## begin MATERIAL SUPPLIED
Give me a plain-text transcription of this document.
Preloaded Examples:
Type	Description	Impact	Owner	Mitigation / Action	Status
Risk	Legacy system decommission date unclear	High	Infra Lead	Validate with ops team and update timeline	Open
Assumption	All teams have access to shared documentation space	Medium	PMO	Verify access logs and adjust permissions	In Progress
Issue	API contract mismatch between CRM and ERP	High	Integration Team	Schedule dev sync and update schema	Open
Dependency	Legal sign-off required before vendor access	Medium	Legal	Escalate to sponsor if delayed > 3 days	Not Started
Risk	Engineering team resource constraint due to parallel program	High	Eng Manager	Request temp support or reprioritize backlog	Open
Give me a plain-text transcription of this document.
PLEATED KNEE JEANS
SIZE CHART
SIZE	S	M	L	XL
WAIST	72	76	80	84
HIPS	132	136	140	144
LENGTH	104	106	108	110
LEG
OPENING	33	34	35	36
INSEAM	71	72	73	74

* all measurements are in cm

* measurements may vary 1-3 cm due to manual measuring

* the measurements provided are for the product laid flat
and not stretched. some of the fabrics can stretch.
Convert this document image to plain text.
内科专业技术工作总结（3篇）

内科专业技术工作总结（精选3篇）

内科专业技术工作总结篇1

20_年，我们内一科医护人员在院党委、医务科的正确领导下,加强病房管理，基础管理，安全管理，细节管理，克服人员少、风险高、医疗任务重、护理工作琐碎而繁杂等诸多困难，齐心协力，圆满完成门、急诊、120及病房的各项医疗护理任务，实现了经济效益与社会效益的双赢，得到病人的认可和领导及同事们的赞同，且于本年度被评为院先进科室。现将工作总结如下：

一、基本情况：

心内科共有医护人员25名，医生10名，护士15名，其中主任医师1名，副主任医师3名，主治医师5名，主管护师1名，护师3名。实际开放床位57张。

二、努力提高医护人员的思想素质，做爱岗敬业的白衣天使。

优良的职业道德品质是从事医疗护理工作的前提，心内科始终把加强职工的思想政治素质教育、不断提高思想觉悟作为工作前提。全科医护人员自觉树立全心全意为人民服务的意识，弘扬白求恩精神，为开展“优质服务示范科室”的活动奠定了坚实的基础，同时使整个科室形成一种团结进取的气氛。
## end MATERIAL SUPPLIED
Each line of the listing above should be output exactly.

RESPONSE TO THIS EXERCISE ::
Give me a plain-text transcription of this document.
Preloaded Examples:
Type	Description	Impact	Owner	Mitigation / Action	Status
Risk	Legacy system decommission date unclear	High	Infra Lead	Validate with ops team and update timeline	Open
Assumption	All teams have access to shared documentation space	Medium	PMO	Verify access logs and adjust permissions	In Progress
Issue	API contract mismatch between CRM and ERP	High	Integration Team	Schedule dev sync and update schema	Open
Dependency	Legal sign-off required before vendor access	Medium	Legal	Escalate to sponsor if delayed > 3 days	Not Started
Risk	Engineering team resource constraint due to parallel program	High	Eng Manager	Request temp support or reprioritize backlog	Open
Give me a plain-text transcription of this document.
PLEATED KNEE JEANS
SIZE CHART
SIZE	S	M	L	XL
WAIST	72	76	80	84
HIPS	132	136	140	144
LENGTH	104	106	108	110
LEG
OPENING	33	34	35	36
INSEAM	71	72	73	74

* all measurements are in cm

* measurements may vary 1-3 cm due to manual measuring

* the measurements provided are for the product laid flat
and not stretched. some of the fabrics can stretch.
Convert this document image to plain text.
内科专业技术工作总结（3篇）

内科专业技术工作总结（精选3篇）

内科专业技术工作总结篇1

20_年，我们内一科医护人员在院党委、医务科的正确领导下,加强病房管理，基础管理，安全管理，细节管理，克服人员少、风险高、医疗任务重、护理工作琐碎而繁杂等诸多困难，齐心协力，圆满完成门、急诊、120及病房的各项医疗护理任务，实现了经济效益与社会效益的双赢，得到病人的认可和领导及同事们的赞同，且于本年度被评为院先进科室。现将工作总结如下：

一、基本情况：

心内科共有医护人员25名，医生10名，护士15名，其中主任医师1名，副主任医师3名，主治医师5名，主管护师1名，护师3名。实际开放床位57张。

二、努力提高医护人员的思想素质，做爱岗敬业的白衣天使。

优良的职业道德品质是从事医疗护理工作的前提，心内科始终把加强职工的思想政治素质教育、不断提高思想觉悟作为工作前提。全科医护人员自觉树立全心全意为人民服务的意识，弘扬白求恩精神，为开展“优质服务示范科室”的活动奠定了坚实的基础，同时使整个科室形成一种团结进取的气氛。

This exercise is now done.